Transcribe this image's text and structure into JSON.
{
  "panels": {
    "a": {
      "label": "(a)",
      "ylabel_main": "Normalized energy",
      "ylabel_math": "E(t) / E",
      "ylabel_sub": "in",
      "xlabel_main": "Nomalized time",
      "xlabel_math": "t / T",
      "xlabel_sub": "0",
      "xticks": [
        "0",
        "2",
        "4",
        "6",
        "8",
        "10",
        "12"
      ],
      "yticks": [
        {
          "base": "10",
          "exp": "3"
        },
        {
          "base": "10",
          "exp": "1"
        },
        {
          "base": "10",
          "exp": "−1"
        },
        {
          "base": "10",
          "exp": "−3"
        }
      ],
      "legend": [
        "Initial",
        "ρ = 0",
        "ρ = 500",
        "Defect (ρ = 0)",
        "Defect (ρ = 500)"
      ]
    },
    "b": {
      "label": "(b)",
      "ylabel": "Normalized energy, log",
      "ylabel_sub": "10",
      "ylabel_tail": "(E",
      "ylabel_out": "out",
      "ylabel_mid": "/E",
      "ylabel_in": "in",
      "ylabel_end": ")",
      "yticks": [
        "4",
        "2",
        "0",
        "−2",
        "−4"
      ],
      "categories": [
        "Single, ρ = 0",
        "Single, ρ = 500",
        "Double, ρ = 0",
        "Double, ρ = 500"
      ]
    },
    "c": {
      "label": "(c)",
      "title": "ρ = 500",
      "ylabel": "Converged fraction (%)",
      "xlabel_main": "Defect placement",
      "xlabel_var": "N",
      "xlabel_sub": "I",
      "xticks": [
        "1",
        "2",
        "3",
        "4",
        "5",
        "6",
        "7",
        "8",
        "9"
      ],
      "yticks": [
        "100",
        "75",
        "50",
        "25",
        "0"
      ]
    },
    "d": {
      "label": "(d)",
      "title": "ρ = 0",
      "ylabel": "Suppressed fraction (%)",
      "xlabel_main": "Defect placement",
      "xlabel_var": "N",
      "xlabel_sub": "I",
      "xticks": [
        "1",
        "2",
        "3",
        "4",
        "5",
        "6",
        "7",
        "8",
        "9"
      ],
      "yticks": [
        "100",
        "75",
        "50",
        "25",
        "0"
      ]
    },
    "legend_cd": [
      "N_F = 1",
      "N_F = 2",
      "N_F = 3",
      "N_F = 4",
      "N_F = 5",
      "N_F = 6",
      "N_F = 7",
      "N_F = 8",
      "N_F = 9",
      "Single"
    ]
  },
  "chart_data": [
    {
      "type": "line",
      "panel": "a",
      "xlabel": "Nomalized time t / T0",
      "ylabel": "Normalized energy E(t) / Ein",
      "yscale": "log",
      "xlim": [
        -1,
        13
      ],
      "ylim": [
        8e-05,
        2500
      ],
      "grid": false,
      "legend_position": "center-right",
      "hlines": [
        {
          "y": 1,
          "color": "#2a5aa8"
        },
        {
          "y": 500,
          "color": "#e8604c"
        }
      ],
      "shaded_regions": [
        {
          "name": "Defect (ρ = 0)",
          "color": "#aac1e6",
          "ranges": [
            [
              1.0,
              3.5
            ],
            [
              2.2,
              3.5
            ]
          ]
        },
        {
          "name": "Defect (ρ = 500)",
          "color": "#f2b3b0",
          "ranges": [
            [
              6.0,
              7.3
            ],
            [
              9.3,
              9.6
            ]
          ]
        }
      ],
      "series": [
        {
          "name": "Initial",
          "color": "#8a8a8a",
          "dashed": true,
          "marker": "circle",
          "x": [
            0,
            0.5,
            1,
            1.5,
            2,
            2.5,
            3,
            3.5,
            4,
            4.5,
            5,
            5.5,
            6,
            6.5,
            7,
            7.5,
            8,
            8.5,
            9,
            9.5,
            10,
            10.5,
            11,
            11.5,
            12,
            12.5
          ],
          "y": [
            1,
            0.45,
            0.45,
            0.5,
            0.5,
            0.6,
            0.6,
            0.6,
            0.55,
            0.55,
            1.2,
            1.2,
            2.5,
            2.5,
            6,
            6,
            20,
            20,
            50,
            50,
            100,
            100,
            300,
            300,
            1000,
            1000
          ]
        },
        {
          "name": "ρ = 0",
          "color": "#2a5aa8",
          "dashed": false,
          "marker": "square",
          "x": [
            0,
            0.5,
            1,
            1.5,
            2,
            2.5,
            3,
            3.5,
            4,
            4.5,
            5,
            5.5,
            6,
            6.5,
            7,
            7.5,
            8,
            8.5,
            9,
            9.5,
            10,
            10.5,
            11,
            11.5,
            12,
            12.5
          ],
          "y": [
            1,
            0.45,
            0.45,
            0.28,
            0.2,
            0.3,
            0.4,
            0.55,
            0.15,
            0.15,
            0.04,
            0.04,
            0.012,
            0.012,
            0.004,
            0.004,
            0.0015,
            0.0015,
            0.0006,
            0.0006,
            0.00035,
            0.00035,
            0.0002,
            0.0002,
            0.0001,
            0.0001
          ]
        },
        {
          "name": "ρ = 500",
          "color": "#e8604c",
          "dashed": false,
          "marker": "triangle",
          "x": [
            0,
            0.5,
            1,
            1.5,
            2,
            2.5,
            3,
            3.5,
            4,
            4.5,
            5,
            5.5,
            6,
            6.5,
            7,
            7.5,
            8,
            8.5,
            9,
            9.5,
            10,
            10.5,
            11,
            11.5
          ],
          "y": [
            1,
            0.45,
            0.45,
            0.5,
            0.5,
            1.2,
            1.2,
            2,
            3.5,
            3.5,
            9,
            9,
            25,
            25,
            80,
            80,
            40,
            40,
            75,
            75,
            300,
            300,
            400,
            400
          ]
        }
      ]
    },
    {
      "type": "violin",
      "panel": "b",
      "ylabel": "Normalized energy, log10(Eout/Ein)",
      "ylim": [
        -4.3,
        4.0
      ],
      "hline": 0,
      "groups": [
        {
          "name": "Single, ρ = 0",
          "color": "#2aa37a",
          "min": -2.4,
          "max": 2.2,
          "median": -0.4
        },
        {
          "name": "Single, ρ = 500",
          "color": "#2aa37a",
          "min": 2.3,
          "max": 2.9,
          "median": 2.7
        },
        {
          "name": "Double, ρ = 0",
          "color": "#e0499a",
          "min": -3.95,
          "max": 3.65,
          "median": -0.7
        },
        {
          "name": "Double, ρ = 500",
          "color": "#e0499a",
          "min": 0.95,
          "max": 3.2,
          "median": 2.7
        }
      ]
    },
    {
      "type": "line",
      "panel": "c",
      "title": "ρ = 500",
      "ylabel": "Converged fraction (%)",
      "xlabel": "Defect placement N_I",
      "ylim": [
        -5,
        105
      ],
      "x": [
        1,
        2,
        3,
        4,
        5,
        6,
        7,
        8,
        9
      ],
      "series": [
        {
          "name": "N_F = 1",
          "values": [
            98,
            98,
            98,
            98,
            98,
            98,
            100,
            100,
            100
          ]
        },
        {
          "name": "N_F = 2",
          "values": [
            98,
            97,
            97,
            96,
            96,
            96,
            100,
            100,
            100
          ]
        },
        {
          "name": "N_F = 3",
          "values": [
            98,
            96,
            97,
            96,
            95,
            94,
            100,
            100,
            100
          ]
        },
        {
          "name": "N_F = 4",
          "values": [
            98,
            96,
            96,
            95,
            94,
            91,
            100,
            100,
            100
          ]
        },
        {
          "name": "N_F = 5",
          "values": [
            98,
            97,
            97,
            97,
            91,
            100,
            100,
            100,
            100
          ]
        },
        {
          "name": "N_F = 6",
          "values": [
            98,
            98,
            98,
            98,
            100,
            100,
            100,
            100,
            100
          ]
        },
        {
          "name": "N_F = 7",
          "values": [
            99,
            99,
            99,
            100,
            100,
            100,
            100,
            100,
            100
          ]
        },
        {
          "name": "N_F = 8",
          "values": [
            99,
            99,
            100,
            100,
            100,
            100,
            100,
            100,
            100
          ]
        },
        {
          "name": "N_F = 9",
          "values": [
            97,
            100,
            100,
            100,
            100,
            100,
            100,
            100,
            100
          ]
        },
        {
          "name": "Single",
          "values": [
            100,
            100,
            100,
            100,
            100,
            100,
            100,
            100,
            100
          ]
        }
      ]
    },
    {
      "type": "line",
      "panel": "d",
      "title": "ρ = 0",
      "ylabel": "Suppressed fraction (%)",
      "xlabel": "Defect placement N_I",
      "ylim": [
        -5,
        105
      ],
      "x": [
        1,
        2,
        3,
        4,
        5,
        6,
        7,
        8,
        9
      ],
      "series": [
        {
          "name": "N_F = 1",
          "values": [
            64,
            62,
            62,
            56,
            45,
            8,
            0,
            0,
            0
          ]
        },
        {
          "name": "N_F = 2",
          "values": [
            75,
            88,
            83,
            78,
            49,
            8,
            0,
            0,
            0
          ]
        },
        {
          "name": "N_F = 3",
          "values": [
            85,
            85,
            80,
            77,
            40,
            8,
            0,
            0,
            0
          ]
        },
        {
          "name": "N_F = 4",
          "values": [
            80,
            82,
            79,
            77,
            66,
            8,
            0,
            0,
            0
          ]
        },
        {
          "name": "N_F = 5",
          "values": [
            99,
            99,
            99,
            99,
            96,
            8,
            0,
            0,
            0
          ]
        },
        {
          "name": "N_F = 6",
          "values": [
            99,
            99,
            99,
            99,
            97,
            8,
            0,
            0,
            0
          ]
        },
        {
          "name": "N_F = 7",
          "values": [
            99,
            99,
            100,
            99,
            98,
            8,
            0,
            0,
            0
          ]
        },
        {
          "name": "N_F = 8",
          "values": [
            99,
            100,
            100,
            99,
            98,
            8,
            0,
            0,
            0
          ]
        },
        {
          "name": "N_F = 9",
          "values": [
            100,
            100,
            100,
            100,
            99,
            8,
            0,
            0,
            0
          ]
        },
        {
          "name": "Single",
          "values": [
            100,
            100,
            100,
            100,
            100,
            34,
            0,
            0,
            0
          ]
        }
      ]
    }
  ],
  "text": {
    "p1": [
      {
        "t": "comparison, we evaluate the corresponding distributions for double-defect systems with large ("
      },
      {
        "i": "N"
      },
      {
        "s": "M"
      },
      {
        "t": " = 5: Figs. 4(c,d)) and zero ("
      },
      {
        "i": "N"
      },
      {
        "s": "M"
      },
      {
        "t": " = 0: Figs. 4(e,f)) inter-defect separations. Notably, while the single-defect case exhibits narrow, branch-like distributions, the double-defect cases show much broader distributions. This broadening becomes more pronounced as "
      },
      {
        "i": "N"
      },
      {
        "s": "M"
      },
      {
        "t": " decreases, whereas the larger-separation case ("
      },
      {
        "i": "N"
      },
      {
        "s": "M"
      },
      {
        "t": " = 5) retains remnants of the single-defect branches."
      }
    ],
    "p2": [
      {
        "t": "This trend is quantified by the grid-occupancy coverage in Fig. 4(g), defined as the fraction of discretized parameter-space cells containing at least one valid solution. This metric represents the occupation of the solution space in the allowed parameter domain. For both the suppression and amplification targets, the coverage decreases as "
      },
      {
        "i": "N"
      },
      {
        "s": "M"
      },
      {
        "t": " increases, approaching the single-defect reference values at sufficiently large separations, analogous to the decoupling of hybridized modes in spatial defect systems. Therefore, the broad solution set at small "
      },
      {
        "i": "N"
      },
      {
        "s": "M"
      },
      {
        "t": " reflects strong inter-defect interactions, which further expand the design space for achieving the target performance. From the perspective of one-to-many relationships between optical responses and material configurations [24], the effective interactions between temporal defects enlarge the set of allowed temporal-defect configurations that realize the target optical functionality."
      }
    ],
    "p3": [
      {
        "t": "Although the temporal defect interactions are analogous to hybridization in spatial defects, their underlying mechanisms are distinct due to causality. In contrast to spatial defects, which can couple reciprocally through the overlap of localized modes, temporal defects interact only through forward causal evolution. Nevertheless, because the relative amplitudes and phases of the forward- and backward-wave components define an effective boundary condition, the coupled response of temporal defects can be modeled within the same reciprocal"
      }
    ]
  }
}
********
### Exercise goal
Among the records above, find the lines where the word "marker" appears and copy them.

### Finished task
          "marker": "circle",
          "marker": "square",
          "marker": "triangle",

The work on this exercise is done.